(Excerpts from a layout annotation set)
▽

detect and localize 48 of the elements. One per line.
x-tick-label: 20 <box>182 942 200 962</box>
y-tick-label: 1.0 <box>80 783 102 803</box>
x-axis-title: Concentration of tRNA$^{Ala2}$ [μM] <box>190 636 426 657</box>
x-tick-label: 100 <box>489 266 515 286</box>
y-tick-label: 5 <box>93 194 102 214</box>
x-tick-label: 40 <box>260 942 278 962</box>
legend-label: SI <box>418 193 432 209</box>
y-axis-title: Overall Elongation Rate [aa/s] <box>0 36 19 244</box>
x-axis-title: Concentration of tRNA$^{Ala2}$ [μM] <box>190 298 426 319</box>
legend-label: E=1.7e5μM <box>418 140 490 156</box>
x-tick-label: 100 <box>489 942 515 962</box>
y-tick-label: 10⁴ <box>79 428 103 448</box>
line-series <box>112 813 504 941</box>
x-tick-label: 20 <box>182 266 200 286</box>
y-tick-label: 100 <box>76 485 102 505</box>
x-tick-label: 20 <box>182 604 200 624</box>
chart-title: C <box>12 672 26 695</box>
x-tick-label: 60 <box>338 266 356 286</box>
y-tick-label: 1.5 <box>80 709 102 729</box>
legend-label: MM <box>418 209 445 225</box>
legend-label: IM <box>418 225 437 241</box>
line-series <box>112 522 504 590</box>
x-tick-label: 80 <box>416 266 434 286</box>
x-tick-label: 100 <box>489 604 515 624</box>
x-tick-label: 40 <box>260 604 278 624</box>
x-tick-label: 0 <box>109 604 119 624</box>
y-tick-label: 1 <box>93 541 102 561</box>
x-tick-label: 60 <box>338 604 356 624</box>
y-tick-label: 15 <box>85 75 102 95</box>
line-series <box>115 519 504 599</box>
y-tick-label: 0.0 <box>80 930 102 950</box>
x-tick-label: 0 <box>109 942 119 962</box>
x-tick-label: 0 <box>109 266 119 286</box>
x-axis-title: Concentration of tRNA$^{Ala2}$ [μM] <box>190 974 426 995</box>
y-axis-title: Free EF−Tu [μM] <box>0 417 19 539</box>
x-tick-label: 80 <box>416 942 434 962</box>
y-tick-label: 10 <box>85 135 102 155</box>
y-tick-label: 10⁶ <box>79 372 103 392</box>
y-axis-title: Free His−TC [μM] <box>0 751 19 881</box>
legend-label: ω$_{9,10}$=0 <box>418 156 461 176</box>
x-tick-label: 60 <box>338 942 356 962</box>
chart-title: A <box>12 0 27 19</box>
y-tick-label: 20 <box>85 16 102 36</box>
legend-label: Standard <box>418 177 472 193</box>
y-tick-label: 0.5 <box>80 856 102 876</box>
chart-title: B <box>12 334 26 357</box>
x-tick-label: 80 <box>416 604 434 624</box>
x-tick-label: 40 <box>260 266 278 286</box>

△

## Problem statement:
Copy every line of the records above without changing anything.

## Answer to the problem:
detect and localize 48 of the elements. One per line.
x-tick-label: 20 <box>182 942 200 962</box>
y-tick-label: 1.0 <box>80 783 102 803</box>
x-axis-title: Concentration of tRNA$^{Ala2}$ [μM] <box>190 636 426 657</box>
x-tick-label: 100 <box>489 266 515 286</box>
y-tick-label: 5 <box>93 194 102 214</box>
x-tick-label: 40 <box>260 942 278 962</box>
legend-label: SI <box>418 193 432 209</box>
y-axis-title: Overall Elongation Rate [aa/s] <box>0 36 19 244</box>
x-axis-title: Concentration of tRNA$^{Ala2}$ [μM] <box>190 298 426 319</box>
legend-label: E=1.7e5μM <box>418 140 490 156</box>
x-tick-label: 100 <box>489 942 515 962</box>
y-tick-label: 10⁴ <box>79 428 103 448</box>
line-series <box>112 813 504 941</box>
x-tick-label: 20 <box>182 266 200 286</box>
y-tick-label: 100 <box>76 485 102 505</box>
x-tick-label: 20 <box>182 604 200 624</box>
chart-title: C <box>12 672 26 695</box>
x-tick-label: 60 <box>338 266 356 286</box>
y-tick-label: 1.5 <box>80 709 102 729</box>
legend-label: MM <box>418 209 445 225</box>
legend-label: IM <box>418 225 437 241</box>
line-series <box>112 522 504 590</box>
x-tick-label: 80 <box>416 266 434 286</box>
x-tick-label: 100 <box>489 604 515 624</box>
x-tick-label: 40 <box>260 604 278 624</box>
x-tick-label: 0 <box>109 604 119 624</box>
y-tick-label: 1 <box>93 541 102 561</box>
x-tick-label: 60 <box>338 604 356 624</box>
y-tick-label: 15 <box>85 75 102 95</box>
line-series <box>115 519 504 599</box>
y-tick-label: 0.0 <box>80 930 102 950</box>
x-tick-label: 0 <box>109 942 119 962</box>
x-tick-label: 0 <box>109 266 119 286</box>
x-axis-title: Concentration of tRNA$^{Ala2}$ [μM] <box>190 974 426 995</box>
y-axis-title: Free EF−Tu [μM] <box>0 417 19 539</box>
x-tick-label: 80 <box>416 942 434 962</box>
y-tick-label: 10 <box>85 135 102 155</box>
y-tick-label: 10⁶ <box>79 372 103 392</box>
y-axis-title: Free His−TC [μM] <box>0 751 19 881</box>
legend-label: ω$_{9,10}$=0 <box>418 156 461 176</box>
x-tick-label: 60 <box>338 942 356 962</box>
chart-title: A <box>12 0 27 19</box>
y-tick-label: 20 <box>85 16 102 36</box>
legend-label: Standard <box>418 177 472 193</box>
y-tick-label: 0.5 <box>80 856 102 876</box>
chart-title: B <box>12 334 26 357</box>
x-tick-label: 80 <box>416 604 434 624</box>
x-tick-label: 40 <box>260 266 278 286</box>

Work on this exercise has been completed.